— Start of Information provided —

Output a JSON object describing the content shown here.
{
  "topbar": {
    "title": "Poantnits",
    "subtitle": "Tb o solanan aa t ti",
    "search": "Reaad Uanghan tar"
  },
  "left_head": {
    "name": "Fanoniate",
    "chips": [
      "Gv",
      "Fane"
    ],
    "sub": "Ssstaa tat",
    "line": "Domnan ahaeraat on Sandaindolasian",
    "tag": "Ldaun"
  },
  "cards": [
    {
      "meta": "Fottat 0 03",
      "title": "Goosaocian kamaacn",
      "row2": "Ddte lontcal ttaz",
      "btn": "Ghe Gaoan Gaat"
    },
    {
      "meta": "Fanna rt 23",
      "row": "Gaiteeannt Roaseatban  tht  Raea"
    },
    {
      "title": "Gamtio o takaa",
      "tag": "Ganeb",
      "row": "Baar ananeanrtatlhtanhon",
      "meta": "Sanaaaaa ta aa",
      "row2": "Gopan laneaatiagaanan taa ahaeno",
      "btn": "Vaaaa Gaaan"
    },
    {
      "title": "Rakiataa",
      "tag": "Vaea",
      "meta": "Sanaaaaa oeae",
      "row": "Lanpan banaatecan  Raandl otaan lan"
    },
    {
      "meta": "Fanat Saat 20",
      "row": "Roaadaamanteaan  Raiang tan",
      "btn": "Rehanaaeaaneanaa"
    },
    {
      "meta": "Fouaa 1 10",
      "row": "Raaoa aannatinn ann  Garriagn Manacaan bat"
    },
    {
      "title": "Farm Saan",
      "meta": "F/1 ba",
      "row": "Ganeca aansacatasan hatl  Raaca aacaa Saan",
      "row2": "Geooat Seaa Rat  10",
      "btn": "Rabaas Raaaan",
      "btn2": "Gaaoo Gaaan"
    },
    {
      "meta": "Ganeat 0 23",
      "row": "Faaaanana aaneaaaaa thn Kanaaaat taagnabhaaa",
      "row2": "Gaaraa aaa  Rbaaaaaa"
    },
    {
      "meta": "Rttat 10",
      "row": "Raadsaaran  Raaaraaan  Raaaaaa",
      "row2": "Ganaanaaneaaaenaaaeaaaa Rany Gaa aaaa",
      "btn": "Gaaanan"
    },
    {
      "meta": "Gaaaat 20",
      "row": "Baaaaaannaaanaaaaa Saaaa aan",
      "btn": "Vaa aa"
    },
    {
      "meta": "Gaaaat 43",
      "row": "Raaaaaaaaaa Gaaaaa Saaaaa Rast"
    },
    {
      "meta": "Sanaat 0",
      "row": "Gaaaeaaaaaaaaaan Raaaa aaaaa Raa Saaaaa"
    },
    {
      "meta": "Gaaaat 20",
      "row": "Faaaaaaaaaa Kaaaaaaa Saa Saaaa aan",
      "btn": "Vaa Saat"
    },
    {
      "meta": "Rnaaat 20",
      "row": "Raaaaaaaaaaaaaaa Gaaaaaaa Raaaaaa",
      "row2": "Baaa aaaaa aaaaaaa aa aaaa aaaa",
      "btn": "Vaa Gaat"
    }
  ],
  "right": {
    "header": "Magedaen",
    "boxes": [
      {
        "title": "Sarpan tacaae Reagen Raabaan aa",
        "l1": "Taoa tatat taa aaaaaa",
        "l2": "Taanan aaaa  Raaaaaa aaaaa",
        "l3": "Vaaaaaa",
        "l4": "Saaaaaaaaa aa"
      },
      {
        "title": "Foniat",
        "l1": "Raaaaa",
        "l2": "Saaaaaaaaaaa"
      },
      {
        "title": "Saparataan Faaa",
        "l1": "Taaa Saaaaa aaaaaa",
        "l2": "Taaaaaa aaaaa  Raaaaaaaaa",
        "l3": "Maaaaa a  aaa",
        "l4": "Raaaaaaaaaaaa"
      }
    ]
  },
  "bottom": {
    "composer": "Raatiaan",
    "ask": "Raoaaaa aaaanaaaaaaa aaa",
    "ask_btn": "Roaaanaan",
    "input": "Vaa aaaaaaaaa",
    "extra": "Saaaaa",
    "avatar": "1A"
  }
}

— End of Information provided —

● **What the exercise asks**:
Filter out all lines lacking the word "Saan" and copy the rest.

● **Problem solution**:
      "title": "Farm Saan",
      "row": "Ganeca aansacatasan hatl  Raaca aacaa Saan",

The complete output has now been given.